• _DIRECTIONS FOR THIS TASK_:
Your task is to repeat all of the data exactly while excluding the pictures.

----

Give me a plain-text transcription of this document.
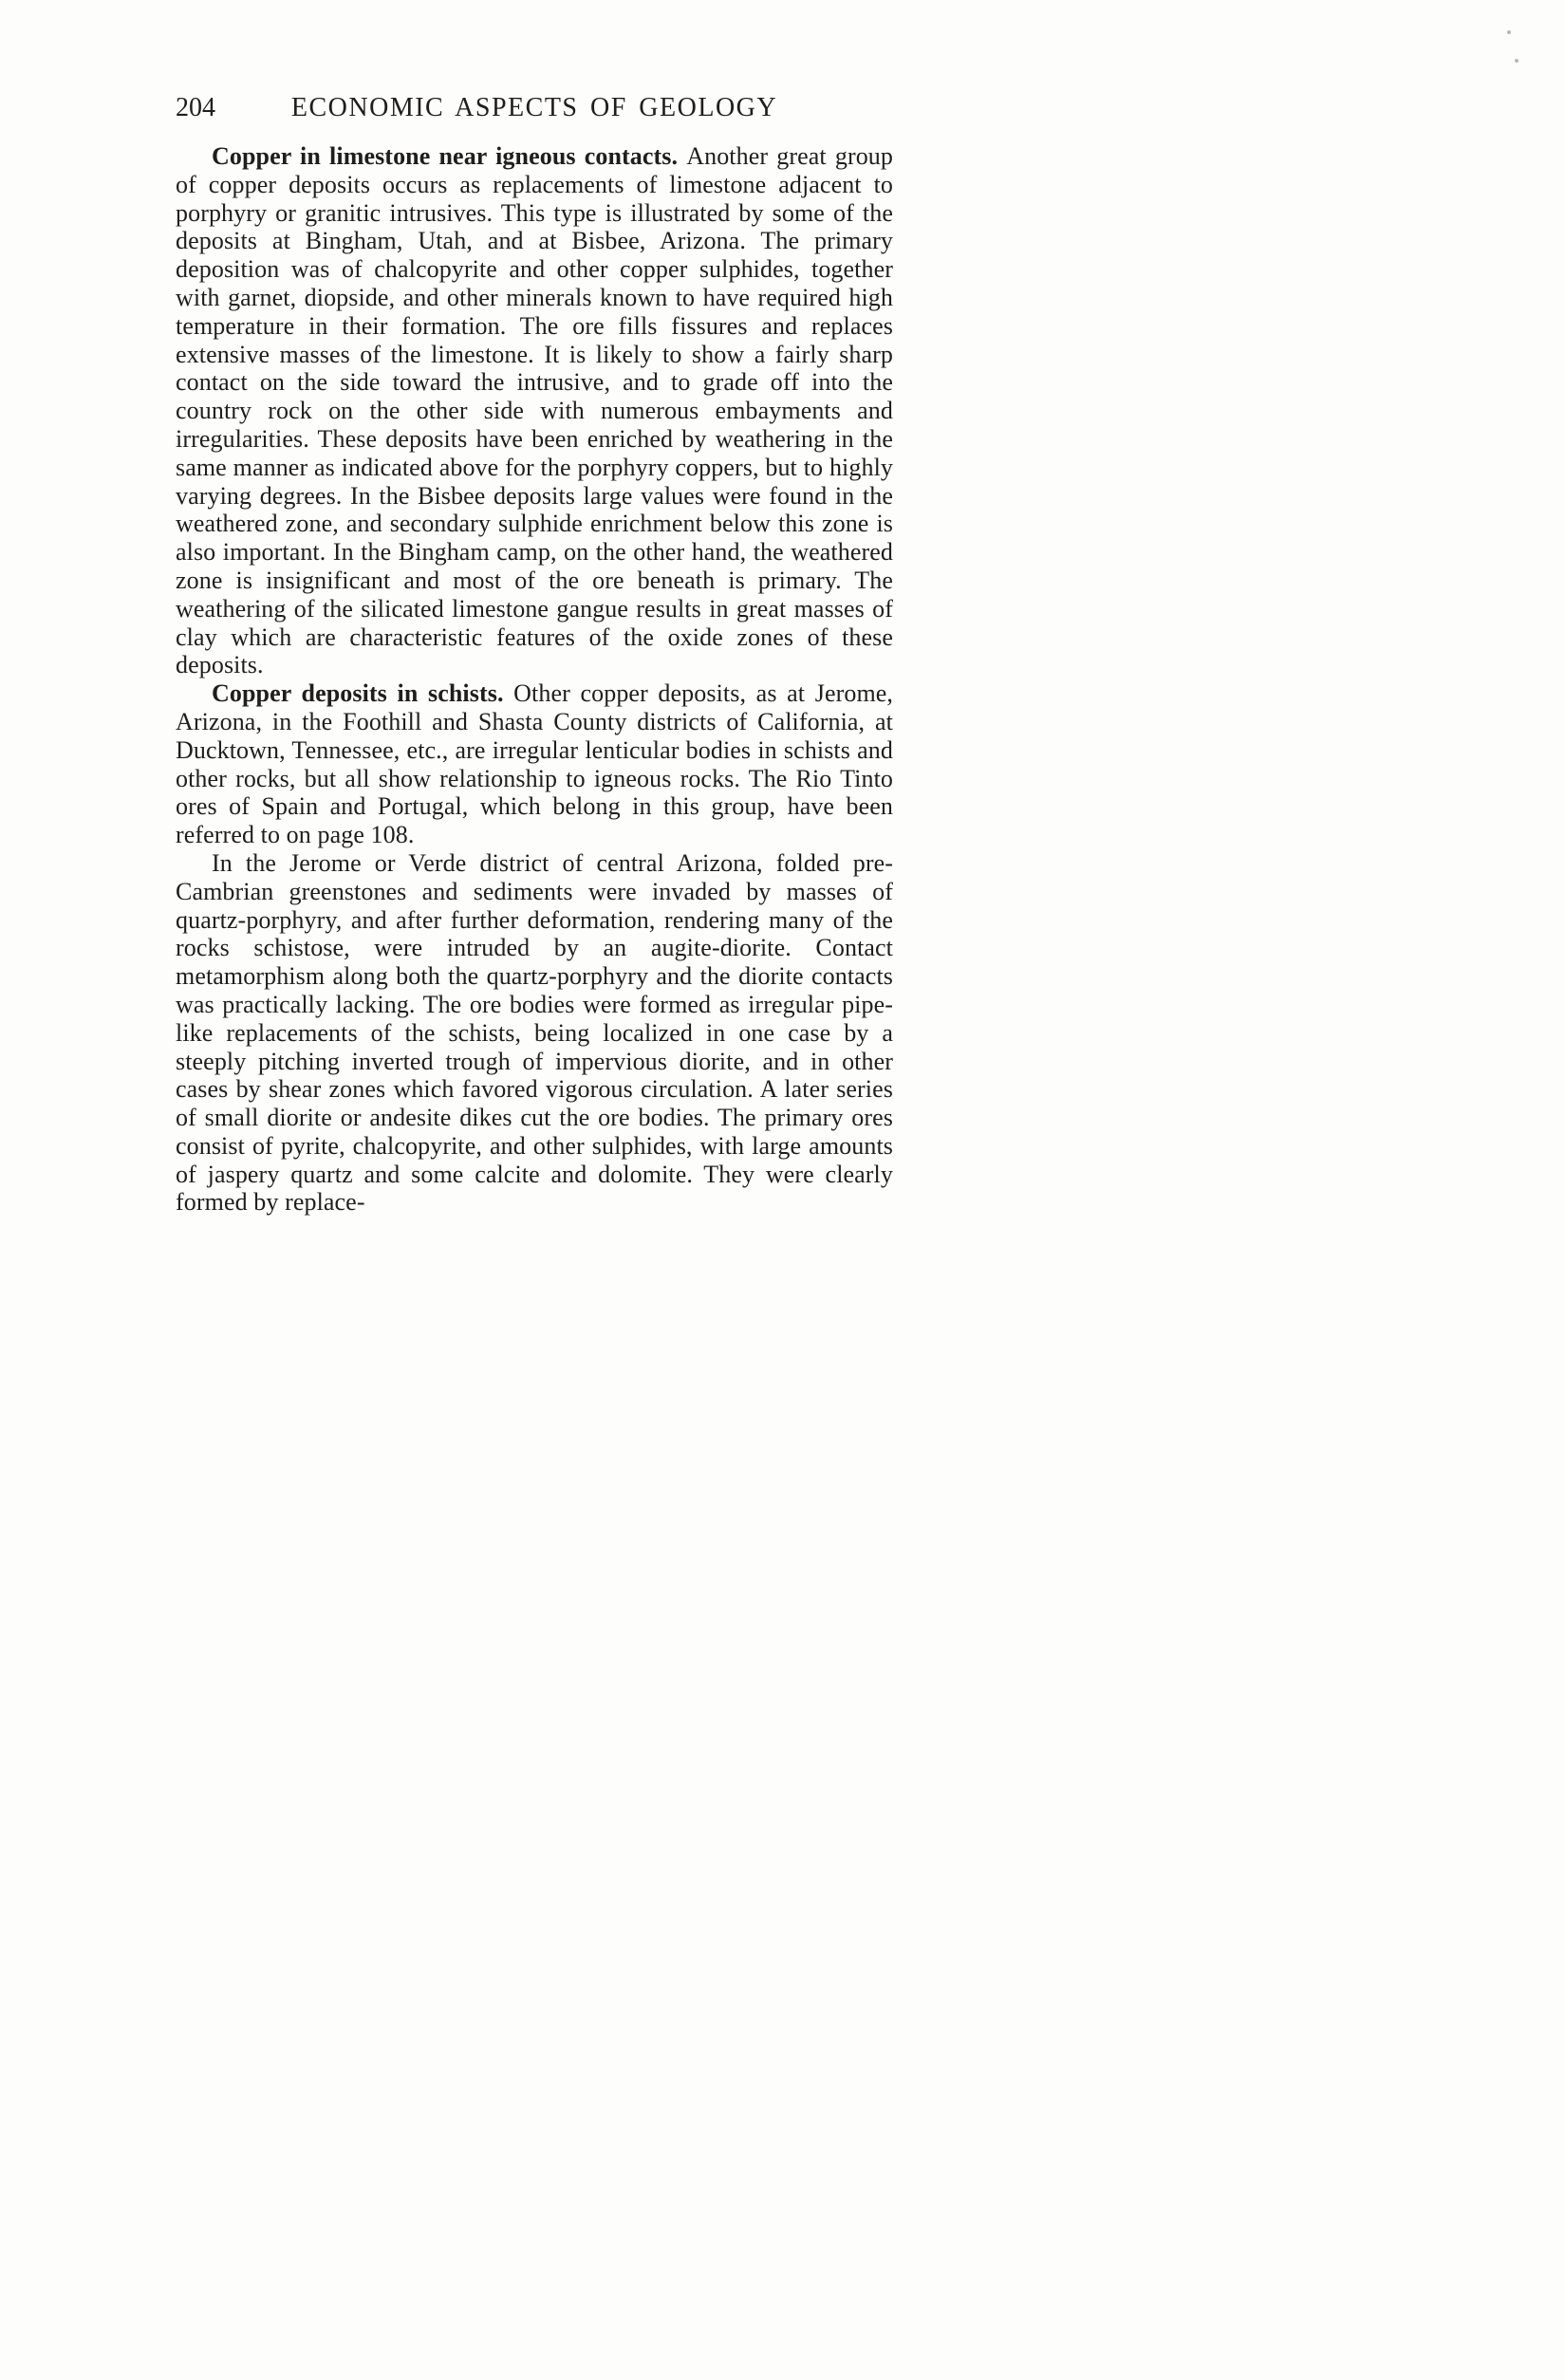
204	ECONOMIC ASPECTS OF GEOLOGY

Copper in limestone near igneous contacts. Another great group of copper deposits occurs as replacements of limestone adjacent to porphyry or granitic intrusives. This type is illustrated by some of the deposits at Bingham, Utah, and at Bisbee, Arizona. The primary deposition was of chalcopyrite and other copper sulphides, together with garnet, diopside, and other minerals known to have required high temperature in their formation. The ore fills fissures and replaces extensive masses of the limestone. It is likely to show a fairly sharp contact on the side toward the intrusive, and to grade off into the country rock on the other side with numerous embayments and irregularities. These deposits have been enriched by weathering in the same manner as indicated above for the porphyry coppers, but to highly varying degrees. In the Bisbee deposits large values were found in the weathered zone, and secondary sulphide enrichment below this zone is also important. In the Bingham camp, on the other hand, the weathered zone is insignificant and most of the ore beneath is primary. The weathering of the silicated limestone gangue results in great masses of clay which are characteristic features of the oxide zones of these deposits.

Copper deposits in schists. Other copper deposits, as at Jerome, Arizona, in the Foothill and Shasta County districts of California, at Ducktown, Tennessee, etc., are irregular lenticular bodies in schists and other rocks, but all show relationship to igneous rocks. The Rio Tinto ores of Spain and Portugal, which belong in this group, have been referred to on page 108.

In the Jerome or Verde district of central Arizona, folded pre-Cambrian greenstones and sediments were invaded by masses of quartz-porphyry, and after further deformation, rendering many of the rocks schistose, were intruded by an augite-diorite. Contact metamorphism along both the quartz-porphyry and the diorite contacts was practically lacking. The ore bodies were formed as irregular pipe-like replacements of the schists, being localized in one case by a steeply pitching inverted trough of impervious diorite, and in other cases by shear zones which favored vigorous circulation. A later series of small diorite or andesite dikes cut the ore bodies. The primary ores consist of pyrite, chalcopyrite, and other sulphides, with large amounts of jaspery quartz and some calcite and dolomite. They were clearly formed by replace-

----

• _ANSWER FOR THIS EXERCISE_:
Give me a plain-text transcription of this document.
204	ECONOMIC ASPECTS OF GEOLOGY

Copper in limestone near igneous contacts. Another great group of copper deposits occurs as replacements of limestone adjacent to porphyry or granitic intrusives. This type is illustrated by some of the deposits at Bingham, Utah, and at Bisbee, Arizona. The primary deposition was of chalcopyrite and other copper sulphides, together with garnet, diopside, and other minerals known to have required high temperature in their formation. The ore fills fissures and replaces extensive masses of the limestone. It is likely to show a fairly sharp contact on the side toward the intrusive, and to grade off into the country rock on the other side with numerous embayments and irregularities. These deposits have been enriched by weathering in the same manner as indicated above for the porphyry coppers, but to highly varying degrees. In the Bisbee deposits large values were found in the weathered zone, and secondary sulphide enrichment below this zone is also important. In the Bingham camp, on the other hand, the weathered zone is insignificant and most of the ore beneath is primary. The weathering of the silicated limestone gangue results in great masses of clay which are characteristic features of the oxide zones of these deposits.

Copper deposits in schists. Other copper deposits, as at Jerome, Arizona, in the Foothill and Shasta County districts of California, at Ducktown, Tennessee, etc., are irregular lenticular bodies in schists and other rocks, but all show relationship to igneous rocks. The Rio Tinto ores of Spain and Portugal, which belong in this group, have been referred to on page 108.

In the Jerome or Verde district of central Arizona, folded pre-Cambrian greenstones and sediments were invaded by masses of quartz-porphyry, and after further deformation, rendering many of the rocks schistose, were intruded by an augite-diorite. Contact metamorphism along both the quartz-porphyry and the diorite contacts was practically lacking. The ore bodies were formed as irregular pipe-like replacements of the schists, being localized in one case by a steeply pitching inverted trough of impervious diorite, and in other cases by shear zones which favored vigorous circulation. A later series of small diorite or andesite dikes cut the ore bodies. The primary ores consist of pyrite, chalcopyrite, and other sulphides, with large amounts of jaspery quartz and some calcite and dolomite. They were clearly formed by replace-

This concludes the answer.